Instruction:
Copy out each line of the material in which the word "přenosu" appears.

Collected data
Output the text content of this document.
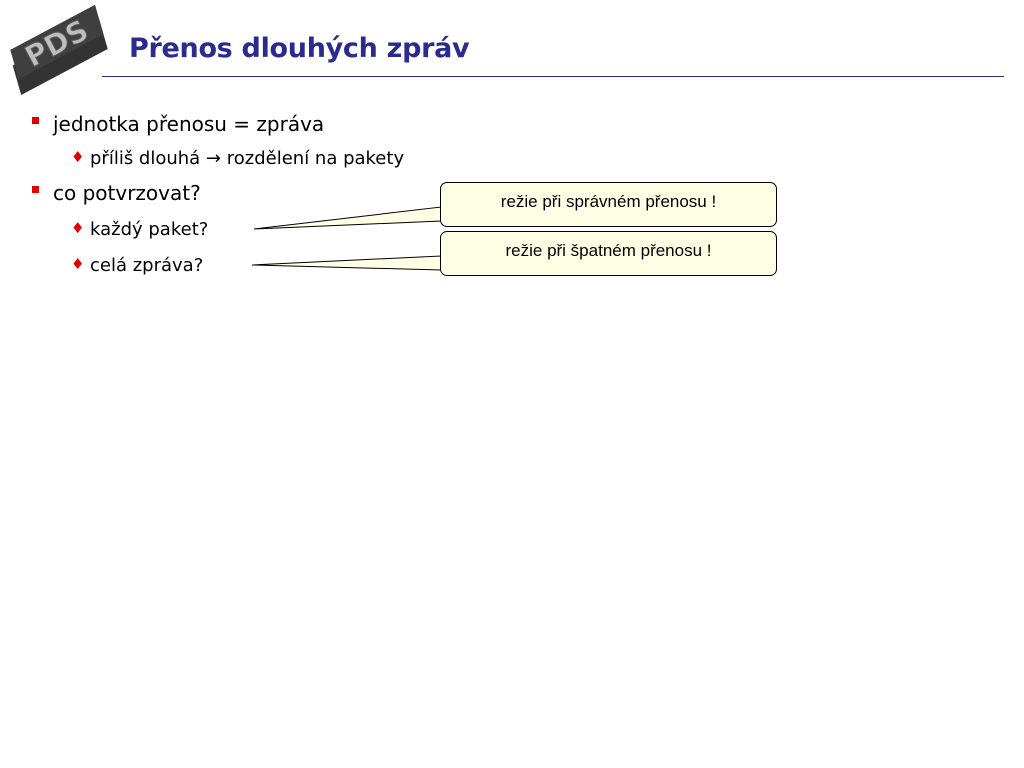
PDS Přenos dlouhých zpráv
jednotka přenosu = zpráva
♦ příliš dlouhá → rozdělení na pakety
co potvrzovat?
♦ každý paket?
♦ celá zpráva?
režie při správném přenosu !
režie při špatném přenosu !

Written answer:
jednotka přenosu = zpráva
režie při správném přenosu !
režie při špatném přenosu !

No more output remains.